Saved entries:

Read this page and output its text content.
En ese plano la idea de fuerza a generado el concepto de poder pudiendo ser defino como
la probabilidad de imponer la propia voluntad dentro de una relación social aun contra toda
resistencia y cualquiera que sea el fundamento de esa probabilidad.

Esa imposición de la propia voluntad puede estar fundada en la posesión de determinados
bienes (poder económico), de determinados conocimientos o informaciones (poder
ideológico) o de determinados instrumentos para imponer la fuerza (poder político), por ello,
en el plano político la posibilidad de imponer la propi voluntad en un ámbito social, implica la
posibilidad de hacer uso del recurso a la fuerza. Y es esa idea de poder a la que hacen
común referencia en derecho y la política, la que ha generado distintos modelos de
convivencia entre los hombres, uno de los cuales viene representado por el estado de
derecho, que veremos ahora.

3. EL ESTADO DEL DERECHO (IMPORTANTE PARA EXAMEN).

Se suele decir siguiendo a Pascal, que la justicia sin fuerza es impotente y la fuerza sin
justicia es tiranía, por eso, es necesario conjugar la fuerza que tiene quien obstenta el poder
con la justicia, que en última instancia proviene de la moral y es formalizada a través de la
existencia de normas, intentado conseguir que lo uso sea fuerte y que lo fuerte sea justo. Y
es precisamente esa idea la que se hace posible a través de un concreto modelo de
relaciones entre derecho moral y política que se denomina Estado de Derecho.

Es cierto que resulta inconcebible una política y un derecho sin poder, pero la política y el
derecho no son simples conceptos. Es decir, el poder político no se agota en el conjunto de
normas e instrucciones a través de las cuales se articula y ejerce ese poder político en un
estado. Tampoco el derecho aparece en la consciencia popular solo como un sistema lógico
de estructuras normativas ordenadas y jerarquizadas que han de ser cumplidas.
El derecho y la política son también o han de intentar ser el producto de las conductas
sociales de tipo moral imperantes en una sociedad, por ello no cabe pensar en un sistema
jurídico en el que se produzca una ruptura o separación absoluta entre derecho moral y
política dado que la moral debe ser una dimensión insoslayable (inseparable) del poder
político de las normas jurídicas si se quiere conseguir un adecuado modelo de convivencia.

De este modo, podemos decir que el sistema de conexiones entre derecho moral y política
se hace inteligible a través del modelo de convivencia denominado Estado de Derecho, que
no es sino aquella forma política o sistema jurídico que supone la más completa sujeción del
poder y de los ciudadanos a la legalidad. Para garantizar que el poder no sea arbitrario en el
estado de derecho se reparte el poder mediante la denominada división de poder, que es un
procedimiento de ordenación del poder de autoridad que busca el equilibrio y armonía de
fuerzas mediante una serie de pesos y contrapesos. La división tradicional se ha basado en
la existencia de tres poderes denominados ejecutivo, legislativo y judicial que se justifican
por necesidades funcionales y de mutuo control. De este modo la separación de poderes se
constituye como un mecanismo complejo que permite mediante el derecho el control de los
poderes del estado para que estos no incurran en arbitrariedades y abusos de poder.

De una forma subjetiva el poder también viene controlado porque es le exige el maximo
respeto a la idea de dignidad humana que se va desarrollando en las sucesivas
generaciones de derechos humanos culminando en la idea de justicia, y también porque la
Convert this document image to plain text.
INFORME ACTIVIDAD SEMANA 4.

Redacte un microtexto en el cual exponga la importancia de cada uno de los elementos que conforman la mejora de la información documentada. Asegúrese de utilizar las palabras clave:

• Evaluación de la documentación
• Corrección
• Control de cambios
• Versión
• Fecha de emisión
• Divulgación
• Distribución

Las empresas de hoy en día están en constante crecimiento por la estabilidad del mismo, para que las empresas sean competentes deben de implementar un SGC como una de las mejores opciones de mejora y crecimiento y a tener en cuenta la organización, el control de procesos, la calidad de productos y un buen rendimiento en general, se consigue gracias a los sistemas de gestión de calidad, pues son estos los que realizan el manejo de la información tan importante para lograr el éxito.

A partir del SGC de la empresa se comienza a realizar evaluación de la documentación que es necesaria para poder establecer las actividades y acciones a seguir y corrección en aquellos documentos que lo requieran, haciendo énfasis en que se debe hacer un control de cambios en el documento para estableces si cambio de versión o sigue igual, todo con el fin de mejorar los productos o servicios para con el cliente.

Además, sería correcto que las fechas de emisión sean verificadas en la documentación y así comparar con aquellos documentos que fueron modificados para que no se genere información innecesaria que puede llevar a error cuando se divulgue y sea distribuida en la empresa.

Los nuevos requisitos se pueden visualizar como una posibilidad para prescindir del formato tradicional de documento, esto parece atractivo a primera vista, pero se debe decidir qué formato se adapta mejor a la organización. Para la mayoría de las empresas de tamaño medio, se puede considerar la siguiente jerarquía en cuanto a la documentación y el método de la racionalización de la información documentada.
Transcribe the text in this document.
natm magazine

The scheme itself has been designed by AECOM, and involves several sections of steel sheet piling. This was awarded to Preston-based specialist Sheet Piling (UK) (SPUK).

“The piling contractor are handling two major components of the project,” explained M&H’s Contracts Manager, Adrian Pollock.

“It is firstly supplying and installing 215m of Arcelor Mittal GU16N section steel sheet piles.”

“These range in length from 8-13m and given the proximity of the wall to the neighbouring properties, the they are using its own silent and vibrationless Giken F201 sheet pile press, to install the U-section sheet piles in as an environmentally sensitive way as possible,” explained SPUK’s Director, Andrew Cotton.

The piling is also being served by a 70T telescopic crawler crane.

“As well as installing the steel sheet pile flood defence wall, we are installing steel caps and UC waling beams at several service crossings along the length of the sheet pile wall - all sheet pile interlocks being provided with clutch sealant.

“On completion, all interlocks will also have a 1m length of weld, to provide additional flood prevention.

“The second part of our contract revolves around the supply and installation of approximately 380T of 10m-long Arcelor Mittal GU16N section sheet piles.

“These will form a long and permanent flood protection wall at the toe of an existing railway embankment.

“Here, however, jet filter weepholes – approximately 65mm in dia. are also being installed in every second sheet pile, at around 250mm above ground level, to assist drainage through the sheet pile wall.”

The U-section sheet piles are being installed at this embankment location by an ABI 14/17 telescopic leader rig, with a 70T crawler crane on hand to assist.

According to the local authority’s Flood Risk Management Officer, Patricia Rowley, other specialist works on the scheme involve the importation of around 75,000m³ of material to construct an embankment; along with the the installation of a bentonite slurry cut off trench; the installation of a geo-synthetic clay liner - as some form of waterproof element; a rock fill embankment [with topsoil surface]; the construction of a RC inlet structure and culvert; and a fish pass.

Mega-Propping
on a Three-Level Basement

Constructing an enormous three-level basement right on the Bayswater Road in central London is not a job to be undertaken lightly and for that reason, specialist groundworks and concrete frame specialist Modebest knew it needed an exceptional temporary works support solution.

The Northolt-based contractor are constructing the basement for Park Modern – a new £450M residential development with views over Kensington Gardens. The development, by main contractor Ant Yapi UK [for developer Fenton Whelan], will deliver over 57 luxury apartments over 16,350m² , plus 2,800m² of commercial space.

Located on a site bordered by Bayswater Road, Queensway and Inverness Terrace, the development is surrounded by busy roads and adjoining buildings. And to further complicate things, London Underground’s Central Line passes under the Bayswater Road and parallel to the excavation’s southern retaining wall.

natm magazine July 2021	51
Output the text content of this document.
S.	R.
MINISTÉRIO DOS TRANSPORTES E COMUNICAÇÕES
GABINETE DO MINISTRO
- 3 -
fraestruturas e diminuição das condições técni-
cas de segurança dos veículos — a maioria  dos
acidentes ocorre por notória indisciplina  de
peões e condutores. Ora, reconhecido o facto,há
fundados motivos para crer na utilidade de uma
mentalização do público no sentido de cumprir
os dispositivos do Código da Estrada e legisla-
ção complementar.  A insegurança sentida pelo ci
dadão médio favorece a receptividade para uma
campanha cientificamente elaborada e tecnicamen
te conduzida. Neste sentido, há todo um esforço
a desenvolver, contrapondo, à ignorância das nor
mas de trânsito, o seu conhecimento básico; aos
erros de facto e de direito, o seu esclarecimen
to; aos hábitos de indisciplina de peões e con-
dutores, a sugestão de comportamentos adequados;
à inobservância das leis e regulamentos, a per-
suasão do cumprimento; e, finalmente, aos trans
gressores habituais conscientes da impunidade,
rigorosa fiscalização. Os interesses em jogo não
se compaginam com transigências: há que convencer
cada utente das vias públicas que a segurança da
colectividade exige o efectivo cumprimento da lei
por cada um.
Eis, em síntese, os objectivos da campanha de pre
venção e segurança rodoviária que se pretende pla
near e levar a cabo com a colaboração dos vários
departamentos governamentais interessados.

» Objective:
Copy each line in the data that holds the word "división".

» Worked answer:
estado de derecho se reparte el poder mediante la denominada división de poder, que es un
fuerzas mediante una serie de pesos y contrapesos. La división tradicional se ha basado en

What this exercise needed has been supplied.